**THE TASK**
Copy out all the lines in the records that include the word "должны".

**DATA SECTION**
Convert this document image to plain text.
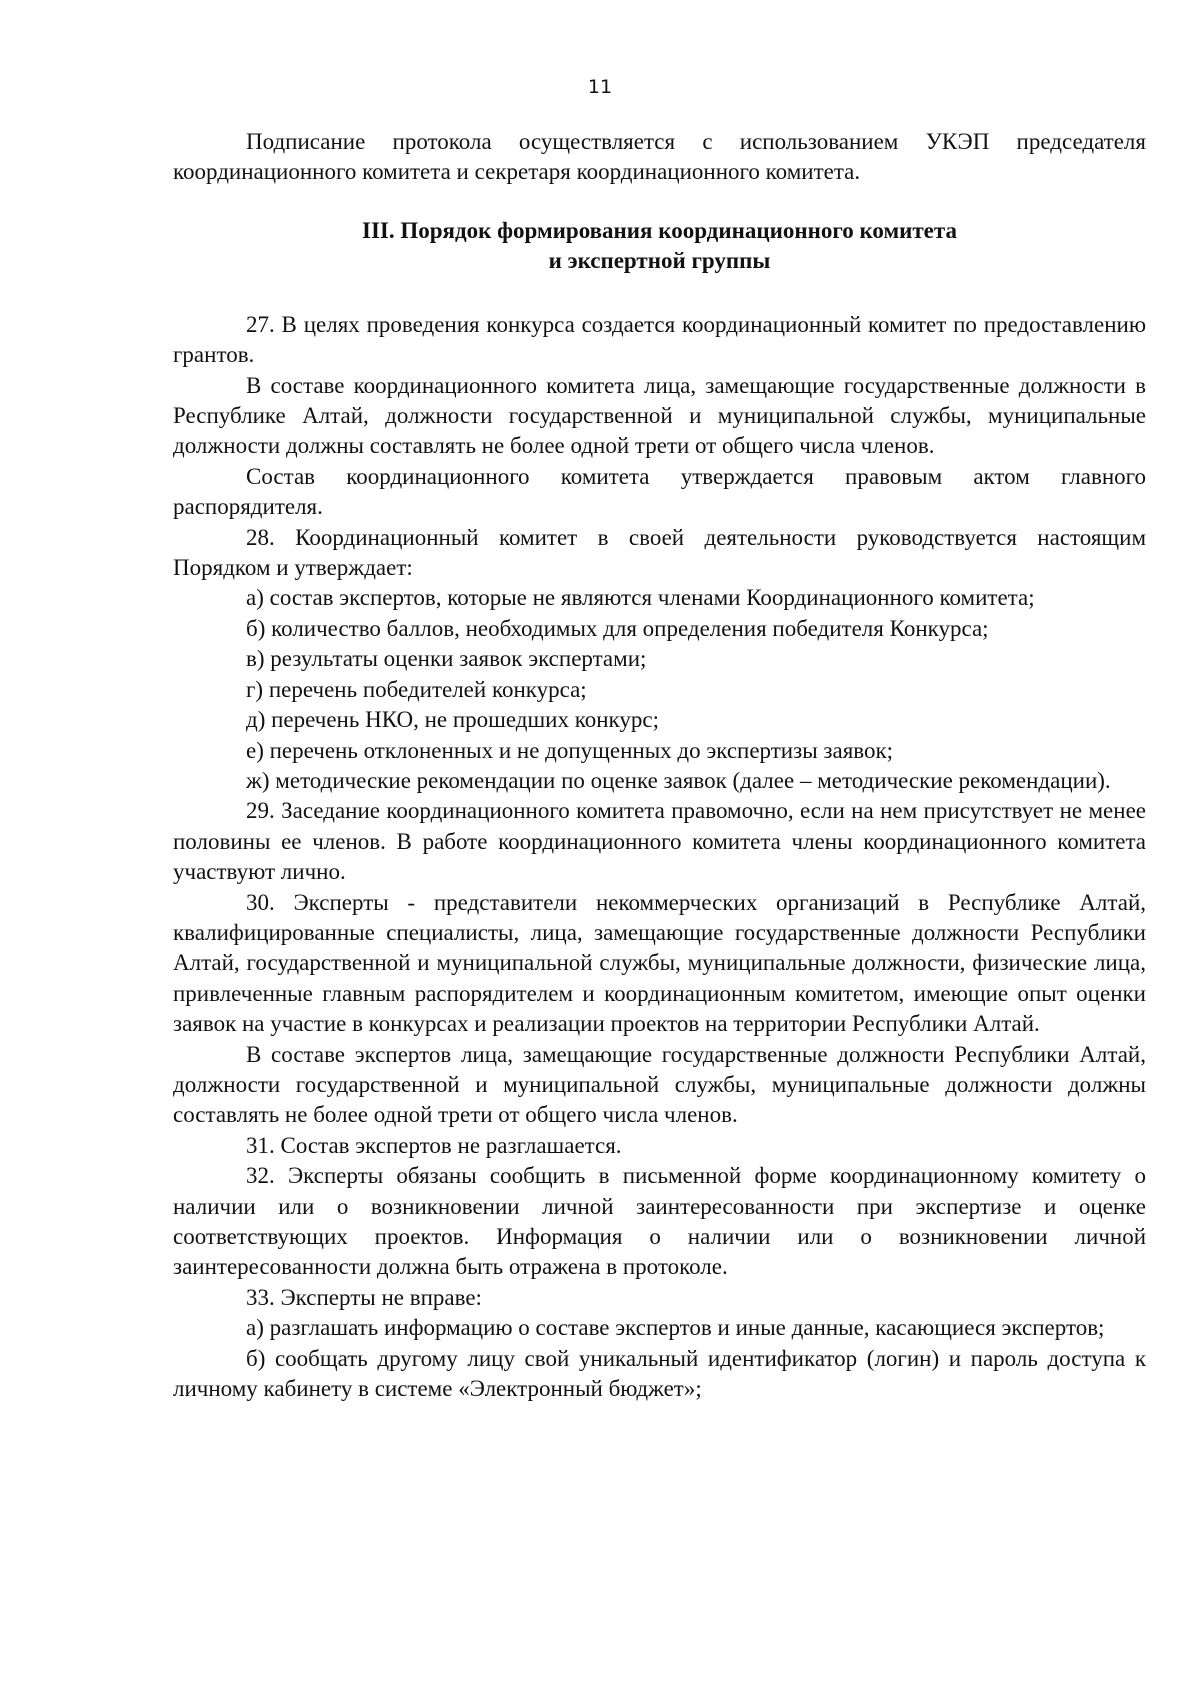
11

Подписание протокола осуществляется с использованием УКЭП председателя координационного комитета и секретаря координационного комитета.

III. Порядок формирования координационного комитета
и экспертной группы

27. В целях проведения конкурса создается координационный комитет по предоставлению грантов.

В составе координационного комитета лица, замещающие государственные должности в Республике Алтай, должности государственной и муниципальной службы, муниципальные должности должны составлять не более одной трети от общего числа членов.

Состав координационного комитета утверждается правовым актом главного распорядителя.

28. Координационный комитет в своей деятельности руководствуется настоящим Порядком и утверждает:

а) состав экспертов, которые не являются членами Координационного комитета;

б) количество баллов, необходимых для определения победителя Конкурса;

в) результаты оценки заявок экспертами;

г) перечень победителей конкурса;

д) перечень НКО, не прошедших конкурс;

е) перечень отклоненных и не допущенных до экспертизы заявок;

ж) методические рекомендации по оценке заявок (далее – методические рекомендации).

29. Заседание координационного комитета правомочно, если на нем присутствует не менее половины ее членов. В работе координационного комитета члены координационного комитета участвуют лично.

30. Эксперты - представители некоммерческих организаций в Республике Алтай, квалифицированные специалисты, лица, замещающие государственные должности Республики Алтай, государственной и муниципальной службы, муниципальные должности, физические лица, привлеченные главным распорядителем и координационным комитетом, имеющие опыт оценки заявок на участие в конкурсах и реализации проектов на территории Республики Алтай.

В составе экспертов лица, замещающие государственные должности Республики Алтай, должности государственной и муниципальной службы, муниципальные должности должны составлять не более одной трети от общего числа членов.

31. Состав экспертов не разглашается.

32. Эксперты обязаны сообщить в письменной форме координационному комитету о наличии или о возникновении личной заинтересованности при экспертизе и оценке соответствующих проектов. Информация о наличии или о возникновении личной заинтересованности должна быть отражена в протоколе.

33. Эксперты не вправе:

а) разглашать информацию о составе экспертов и иные данные, касающиеся экспертов;

б) сообщать другому лицу свой уникальный идентификатор (логин) и пароль доступа к личному кабинету в системе «Электронный бюджет»;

**RESULT OF THE TASK**
В составе координационного комитета лица, замещающие государственные должности в Республике Алтай, должности государственной и муниципальной службы, муниципальные должности должны составлять не более одной трети от общего числа членов.
В составе экспертов лица, замещающие государственные должности Республики Алтай, должности государственной и муниципальной службы, муниципальные должности должны составлять не более одной трети от общего числа членов.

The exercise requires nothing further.